### Given entries ###

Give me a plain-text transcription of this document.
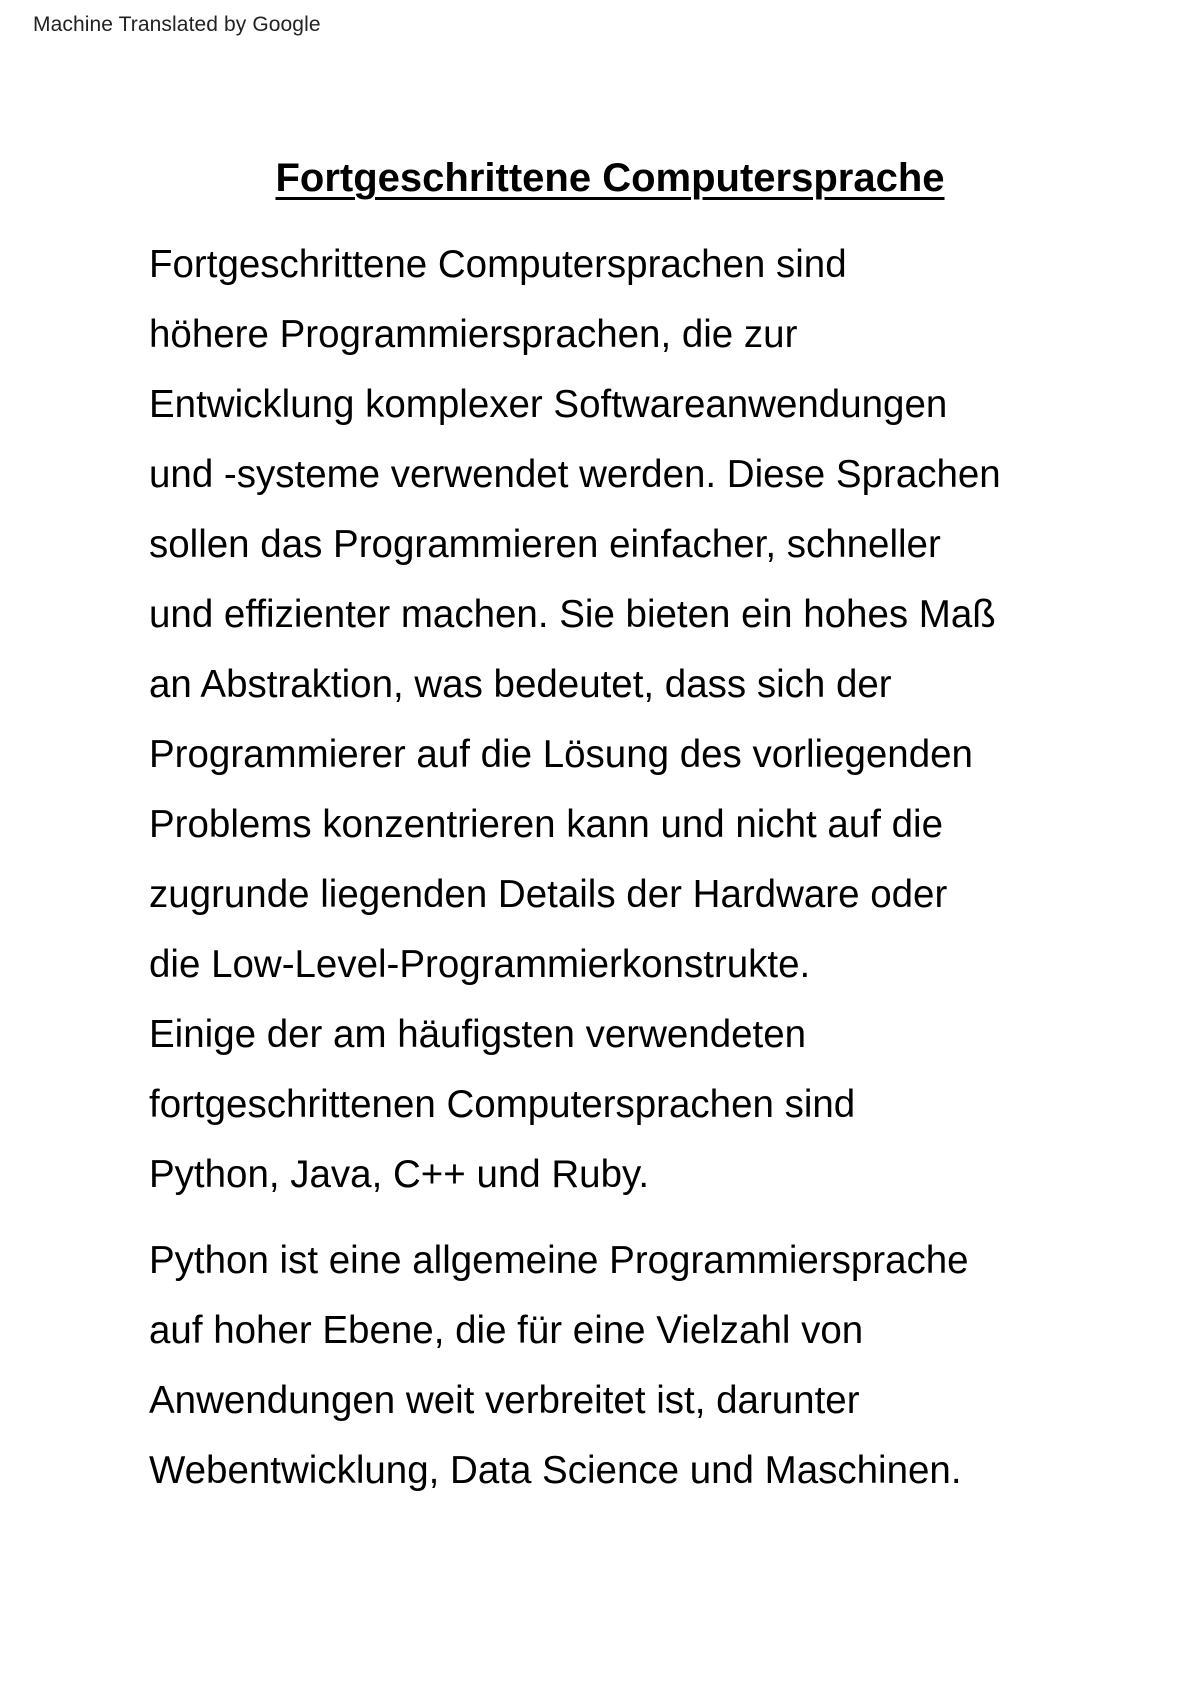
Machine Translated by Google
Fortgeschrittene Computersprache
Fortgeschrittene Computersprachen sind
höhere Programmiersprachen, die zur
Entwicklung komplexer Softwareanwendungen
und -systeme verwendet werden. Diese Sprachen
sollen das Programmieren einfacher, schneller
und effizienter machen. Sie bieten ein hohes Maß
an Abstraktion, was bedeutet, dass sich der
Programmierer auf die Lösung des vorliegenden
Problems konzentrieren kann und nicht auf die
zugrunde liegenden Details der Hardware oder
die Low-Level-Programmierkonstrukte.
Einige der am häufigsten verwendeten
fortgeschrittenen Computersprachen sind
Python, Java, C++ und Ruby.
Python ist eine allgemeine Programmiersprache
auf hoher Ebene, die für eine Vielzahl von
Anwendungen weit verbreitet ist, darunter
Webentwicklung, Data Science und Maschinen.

###

[Required task]
Can you repeat every record above exactly, apart from the pictures?

[Task answer]
Give me a plain-text transcription of this document.
Machine Translated by Google
Fortgeschrittene Computersprache
Fortgeschrittene Computersprachen sind
höhere Programmiersprachen, die zur
Entwicklung komplexer Softwareanwendungen
und -systeme verwendet werden. Diese Sprachen
sollen das Programmieren einfacher, schneller
und effizienter machen. Sie bieten ein hohes Maß
an Abstraktion, was bedeutet, dass sich der
Programmierer auf die Lösung des vorliegenden
Problems konzentrieren kann und nicht auf die
zugrunde liegenden Details der Hardware oder
die Low-Level-Programmierkonstrukte.
Einige der am häufigsten verwendeten
fortgeschrittenen Computersprachen sind
Python, Java, C++ und Ruby.
Python ist eine allgemeine Programmiersprache
auf hoher Ebene, die für eine Vielzahl von
Anwendungen weit verbreitet ist, darunter
Webentwicklung, Data Science und Maschinen.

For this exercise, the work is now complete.